> _The records_
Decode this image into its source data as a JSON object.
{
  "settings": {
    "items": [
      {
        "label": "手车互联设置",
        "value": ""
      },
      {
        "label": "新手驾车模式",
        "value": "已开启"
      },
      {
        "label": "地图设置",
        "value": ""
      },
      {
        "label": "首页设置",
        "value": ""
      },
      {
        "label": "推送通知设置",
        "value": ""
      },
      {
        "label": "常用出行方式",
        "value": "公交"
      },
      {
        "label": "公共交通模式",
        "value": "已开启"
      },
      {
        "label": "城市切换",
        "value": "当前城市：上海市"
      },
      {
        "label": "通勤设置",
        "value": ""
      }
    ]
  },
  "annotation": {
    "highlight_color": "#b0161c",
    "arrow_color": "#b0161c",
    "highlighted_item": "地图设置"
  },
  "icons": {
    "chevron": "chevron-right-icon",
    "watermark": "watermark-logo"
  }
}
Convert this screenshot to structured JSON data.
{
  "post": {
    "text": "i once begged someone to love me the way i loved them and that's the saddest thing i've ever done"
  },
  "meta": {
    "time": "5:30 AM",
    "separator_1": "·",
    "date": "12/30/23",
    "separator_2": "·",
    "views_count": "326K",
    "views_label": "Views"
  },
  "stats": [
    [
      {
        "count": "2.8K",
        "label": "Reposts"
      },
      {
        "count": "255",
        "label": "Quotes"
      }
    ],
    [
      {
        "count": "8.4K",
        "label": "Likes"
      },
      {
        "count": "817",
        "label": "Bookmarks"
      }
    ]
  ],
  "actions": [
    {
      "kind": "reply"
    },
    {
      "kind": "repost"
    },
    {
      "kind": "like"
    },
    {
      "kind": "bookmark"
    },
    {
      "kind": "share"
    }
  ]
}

> _Given instruction_
Return every entry exactly as given.

> _Full answer_
Decode this image into its source data as a JSON object.
{
  "settings": {
    "items": [
      {
        "label": "手车互联设置",
        "value": ""
      },
      {
        "label": "新手驾车模式",
        "value": "已开启"
      },
      {
        "label": "地图设置",
        "value": ""
      },
      {
        "label": "首页设置",
        "value": ""
      },
      {
        "label": "推送通知设置",
        "value": ""
      },
      {
        "label": "常用出行方式",
        "value": "公交"
      },
      {
        "label": "公共交通模式",
        "value": "已开启"
      },
      {
        "label": "城市切换",
        "value": "当前城市：上海市"
      },
      {
        "label": "通勤设置",
        "value": ""
      }
    ]
  },
  "annotation": {
    "highlight_color": "#b0161c",
    "arrow_color": "#b0161c",
    "highlighted_item": "地图设置"
  },
  "icons": {
    "chevron": "chevron-right-icon",
    "watermark": "watermark-logo"
  }
}
Convert this screenshot to structured JSON data.
{
  "post": {
    "text": "i once begged someone to love me the way i loved them and that's the saddest thing i've ever done"
  },
  "meta": {
    "time": "5:30 AM",
    "separator_1": "·",
    "date": "12/30/23",
    "separator_2": "·",
    "views_count": "326K",
    "views_label": "Views"
  },
  "stats": [
    [
      {
        "count": "2.8K",
        "label": "Reposts"
      },
      {
        "count": "255",
        "label": "Quotes"
      }
    ],
    [
      {
        "count": "8.4K",
        "label": "Likes"
      },
      {
        "count": "817",
        "label": "Bookmarks"
      }
    ]
  ],
  "actions": [
    {
      "kind": "reply"
    },
    {
      "kind": "repost"
    },
    {
      "kind": "like"
    },
    {
      "kind": "bookmark"
    },
    {
      "kind": "share"
    }
  ]
}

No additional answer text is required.